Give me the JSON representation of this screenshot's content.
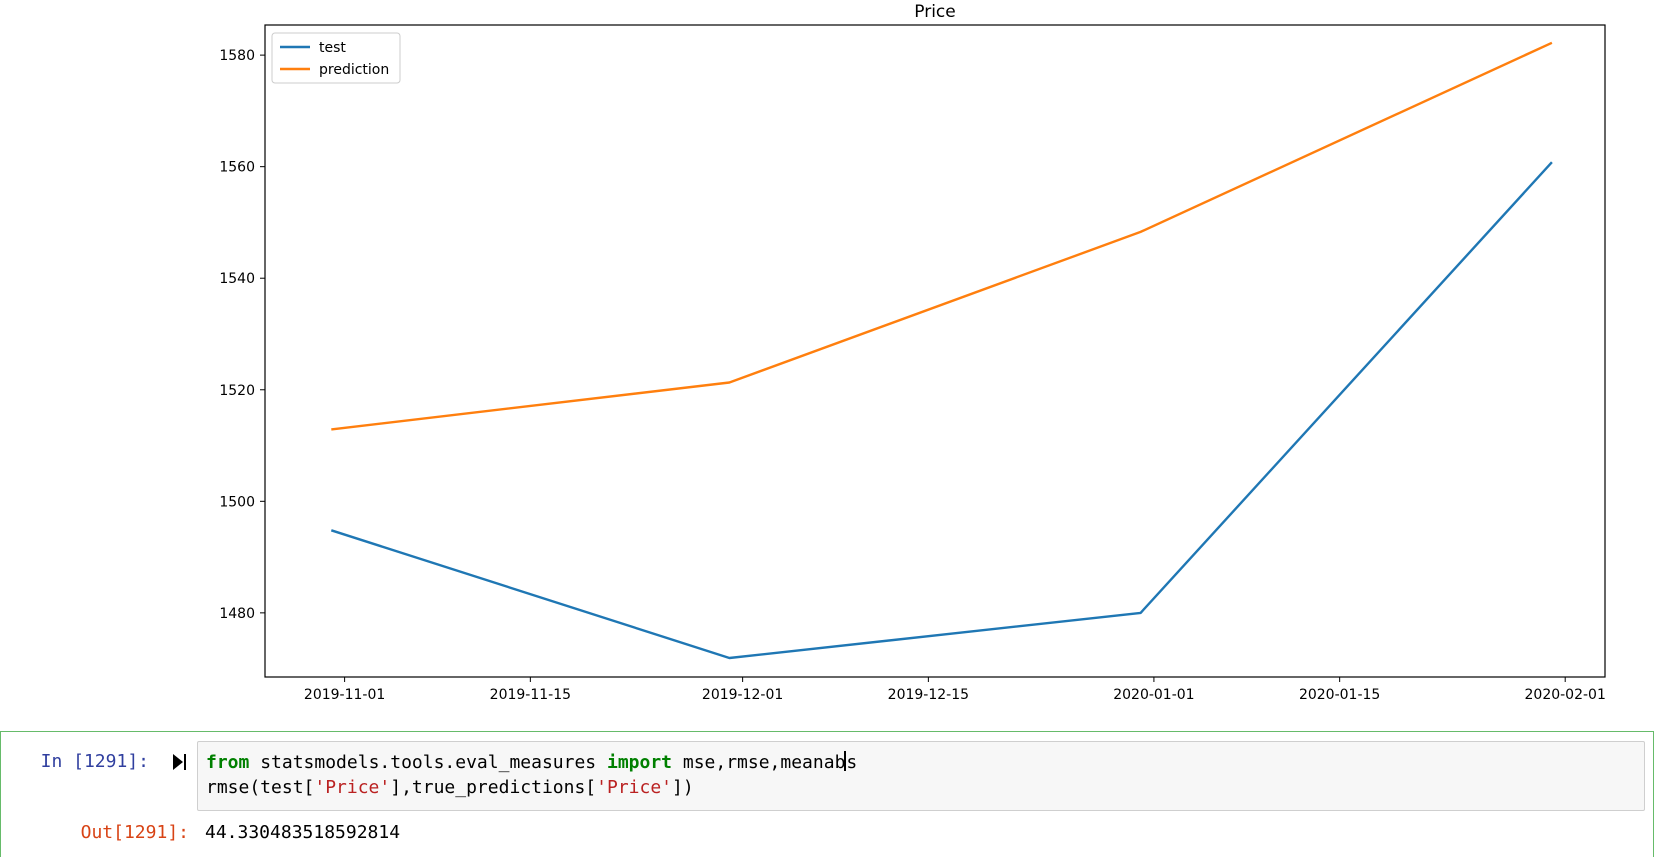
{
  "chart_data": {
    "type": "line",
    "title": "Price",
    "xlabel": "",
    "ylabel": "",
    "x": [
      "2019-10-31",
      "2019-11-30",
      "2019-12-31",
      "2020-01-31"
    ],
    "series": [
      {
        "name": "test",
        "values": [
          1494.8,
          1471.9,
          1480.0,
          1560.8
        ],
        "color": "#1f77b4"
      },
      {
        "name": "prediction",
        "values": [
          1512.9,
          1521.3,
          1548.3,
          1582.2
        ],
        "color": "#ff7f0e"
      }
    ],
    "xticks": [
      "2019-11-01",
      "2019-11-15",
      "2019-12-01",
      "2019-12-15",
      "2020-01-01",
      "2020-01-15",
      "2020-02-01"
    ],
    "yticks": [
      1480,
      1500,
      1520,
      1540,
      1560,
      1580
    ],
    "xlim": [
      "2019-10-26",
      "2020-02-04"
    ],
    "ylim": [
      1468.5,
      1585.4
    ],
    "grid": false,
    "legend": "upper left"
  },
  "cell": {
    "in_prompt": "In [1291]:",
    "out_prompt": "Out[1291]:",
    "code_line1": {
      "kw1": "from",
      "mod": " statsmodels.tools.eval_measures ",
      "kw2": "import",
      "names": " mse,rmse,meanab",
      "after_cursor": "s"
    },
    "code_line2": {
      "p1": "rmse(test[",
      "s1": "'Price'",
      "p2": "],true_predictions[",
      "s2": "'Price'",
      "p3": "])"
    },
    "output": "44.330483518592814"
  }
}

========

=== Problem requirements ===
Copy the data character for character, but drop all pictures from the copy.

=== Answer to this task ===
Give me the JSON representation of this screenshot's content.
{
  "chart_data": {
    "type": "line",
    "title": "Price",
    "xlabel": "",
    "ylabel": "",
    "x": [
      "2019-10-31",
      "2019-11-30",
      "2019-12-31",
      "2020-01-31"
    ],
    "series": [
      {
        "name": "test",
        "values": [
          1494.8,
          1471.9,
          1480.0,
          1560.8
        ],
        "color": "#1f77b4"
      },
      {
        "name": "prediction",
        "values": [
          1512.9,
          1521.3,
          1548.3,
          1582.2
        ],
        "color": "#ff7f0e"
      }
    ],
    "xticks": [
      "2019-11-01",
      "2019-11-15",
      "2019-12-01",
      "2019-12-15",
      "2020-01-01",
      "2020-01-15",
      "2020-02-01"
    ],
    "yticks": [
      1480,
      1500,
      1520,
      1540,
      1560,
      1580
    ],
    "xlim": [
      "2019-10-26",
      "2020-02-04"
    ],
    "ylim": [
      1468.5,
      1585.4
    ],
    "grid": false,
    "legend": "upper left"
  },
  "cell": {
    "in_prompt": "In [1291]:",
    "out_prompt": "Out[1291]:",
    "code_line1": {
      "kw1": "from",
      "mod": " statsmodels.tools.eval_measures ",
      "kw2": "import",
      "names": " mse,rmse,meanab",
      "after_cursor": "s"
    },
    "code_line2": {
      "p1": "rmse(test[",
      "s1": "'Price'",
      "p2": "],true_predictions[",
      "s2": "'Price'",
      "p3": "])"
    },
    "output": "44.330483518592814"
  }
}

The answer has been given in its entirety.